_Passage to read_:
John D. Barrow, New Theories of Everything, Oxford University Press, 2007.
Both of the present bloggers have enjoyed Barrow’s previous works. Bailey was so enthralled with Barrow and Tipler’s 1988 book The Anthropic Cosmological Principle that he read every word of its 736 pages multiple times. Borwein (with his brother Peter) wrote a favorable review of Barrow’s 1992 book Pi in the Sky for the publication Science.
Barrow’s latest book, New Theories of Everything, does not disappoint. In this wide-ranging work, Barrow examines the notion of viewing science as the search for algorithmic compression of observed data. In other words, the best scientific theory is the one that explains the most data precisely in as crisp a manner as possible.
Barrow examines this proposition from many different angles, including physics, cosmology, mathematics, mathematical logic, computer science, biology, history, philosophy and religion. This material is so well organized, and so lucidly written, that readers are bound to learn many things of interest, no matter what their backgrounds. Advanced knowledge of these fields is not required (although it will help).
Here are a few excerpts from this fascinating work:
[pg 11] On this view, we recognize science to be the search for algorithmic compressions. We list sequences of observed data. We try to formulate algorithms that compactly represent the information content of those sequences. Then we test the correctness of our hypothetical abbreviations by using them to predict the next terms in the string. These predictions can then be compared with the future direction of the data sequence. Without the development of algorithmic compressions of data all science would be replaced by mindless stamp collecting – the indiscriminate accumulation of every available fact. Science is predicated upon the belief that the Universe is algorithmically compressible and the modern search for a Theory of Everything is the ultimate expression of that belief, a belief that there is an abbreviated representation of the logic [pg 12] behind the Universe’s properties that can be written down in finite form by human beings.
[pg 52] [quoting Freeman Dyson] Godel proved that the world of pure mathematics is inexhaustible; no finite set of axioms and rules of inference can ever encompass the whole of mathematics; given any set of axioms, we can find meaningful mathematical questions which the axioms leave unanswered. I hope that an analogous situation exists in the physical world. If my view of the future is correct, it means that the world of physics and astronomy is also inexhaustible; no matter how far we got into the future, there will always be new things happening, new information coming in, new worlds to explore, a constantly expanding domain of life, consciousness, and memory.
[pg 113] [quoting Albert Einstein] however, we select from nature a complex [of phenomena] using the criterion of simplicity, in no case will its theoretical treatment turn out to be forever appropriate. … But I do not doubt that the day will come when that description [the general theory of relativity], too, will have to yield to another one, for reasons which at present we do not yet surmise. I believe that this process of deepening the theory has no limits.
[pg 121] There is no reason why life has to evolve in the Universe. Such complex step-by-step processes are not predictable because of their very sensitive dependence upon the starting conditions and upon subtle interactions between the evolving state and the ambient environment. All we can assert with confidence is a negative: if the constants of Nature were not within one percent or so of their observed values, then the basic buildings blocks of life would not exist in sufficient profusion in the Universe. Moreover, changes like this would affect the very stability of the elements and prevent the existence of the required elements rather than merely suppress their abundance.

_What you need to do_:
(a) According to the review, how many pages long is The Anthropic Cosmological Principle?
(b) For each statement, say whether it agrees with the review, and quote the words that decide it. (i) Borwein and his brother Peter reviewed Pi in the Sky for Science. (ii) Readers need advanced knowledge of the fields covered to follow the book. (iii) Barrow wrote The Anthropic Cosmological Principle by himself.
(c) Repeat word for word the part of the review that runs between "[pg 113] [quoting" and "has no limits.", inclusive.

Source records:
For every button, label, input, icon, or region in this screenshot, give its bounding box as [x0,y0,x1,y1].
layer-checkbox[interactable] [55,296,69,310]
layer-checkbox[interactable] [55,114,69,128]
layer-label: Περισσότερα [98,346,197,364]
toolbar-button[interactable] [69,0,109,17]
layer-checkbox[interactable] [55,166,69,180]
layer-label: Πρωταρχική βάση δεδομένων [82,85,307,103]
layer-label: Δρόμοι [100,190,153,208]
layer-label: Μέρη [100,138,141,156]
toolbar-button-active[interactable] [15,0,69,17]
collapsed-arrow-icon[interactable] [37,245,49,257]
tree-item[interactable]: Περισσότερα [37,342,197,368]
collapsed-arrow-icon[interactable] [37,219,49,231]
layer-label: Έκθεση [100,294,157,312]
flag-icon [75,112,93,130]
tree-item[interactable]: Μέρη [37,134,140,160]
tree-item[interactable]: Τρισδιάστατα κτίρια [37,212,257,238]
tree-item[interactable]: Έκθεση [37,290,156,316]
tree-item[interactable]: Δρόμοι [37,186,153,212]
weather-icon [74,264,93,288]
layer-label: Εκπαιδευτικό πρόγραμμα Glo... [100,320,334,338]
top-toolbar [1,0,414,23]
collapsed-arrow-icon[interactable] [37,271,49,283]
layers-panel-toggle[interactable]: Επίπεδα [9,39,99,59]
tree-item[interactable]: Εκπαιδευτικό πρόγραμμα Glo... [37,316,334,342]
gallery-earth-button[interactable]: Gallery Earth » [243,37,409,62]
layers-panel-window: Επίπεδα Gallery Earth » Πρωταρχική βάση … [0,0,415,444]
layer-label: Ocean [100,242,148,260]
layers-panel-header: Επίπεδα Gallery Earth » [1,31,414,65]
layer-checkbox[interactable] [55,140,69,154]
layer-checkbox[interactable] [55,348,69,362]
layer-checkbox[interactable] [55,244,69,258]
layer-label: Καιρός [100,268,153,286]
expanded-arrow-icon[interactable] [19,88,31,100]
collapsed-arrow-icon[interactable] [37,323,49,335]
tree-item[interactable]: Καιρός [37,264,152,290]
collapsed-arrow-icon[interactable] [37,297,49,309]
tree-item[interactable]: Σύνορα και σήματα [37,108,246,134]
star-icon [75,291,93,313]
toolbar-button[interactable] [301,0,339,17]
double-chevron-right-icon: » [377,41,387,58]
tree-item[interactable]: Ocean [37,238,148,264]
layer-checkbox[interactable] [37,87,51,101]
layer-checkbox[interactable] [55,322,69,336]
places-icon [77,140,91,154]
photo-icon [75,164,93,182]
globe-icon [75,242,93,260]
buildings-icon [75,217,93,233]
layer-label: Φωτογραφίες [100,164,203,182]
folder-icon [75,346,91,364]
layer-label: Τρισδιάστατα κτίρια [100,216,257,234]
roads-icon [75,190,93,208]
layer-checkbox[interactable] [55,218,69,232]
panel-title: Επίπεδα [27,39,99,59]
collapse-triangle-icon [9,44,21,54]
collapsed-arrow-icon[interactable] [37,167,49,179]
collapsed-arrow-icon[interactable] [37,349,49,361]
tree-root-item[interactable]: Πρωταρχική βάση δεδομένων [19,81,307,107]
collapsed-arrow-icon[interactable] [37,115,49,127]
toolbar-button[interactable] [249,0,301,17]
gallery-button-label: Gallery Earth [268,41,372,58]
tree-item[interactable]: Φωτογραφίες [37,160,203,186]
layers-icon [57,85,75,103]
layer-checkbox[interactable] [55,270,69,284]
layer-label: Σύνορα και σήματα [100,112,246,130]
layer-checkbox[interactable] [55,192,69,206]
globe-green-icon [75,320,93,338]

_Replies_:
(a) It is 736 pages long.

(b)
(i) Yes: "Borwein (with his brother Peter) wrote a favorable review of Barrow’s 1992 book Pi in the Sky for the publication Science."
(ii) No: "Advanced knowledge of these fields is not required (although it will help)."
(iii) No: "Barrow and Tipler’s 1988 book The Anthropic Cosmological Principle"

(c)
[pg 113] [quoting Albert Einstein] however, we select from nature a complex [of phenomena] using the criterion of simplicity, in no case will its theoretical treatment turn out to be forever appropriate. … But I do not doubt that the day will come when that description [the general theory of relativity], too, will have to yield to another one, for reasons which at present we do not yet surmise. I believe that this process of deepening the theory has no limits.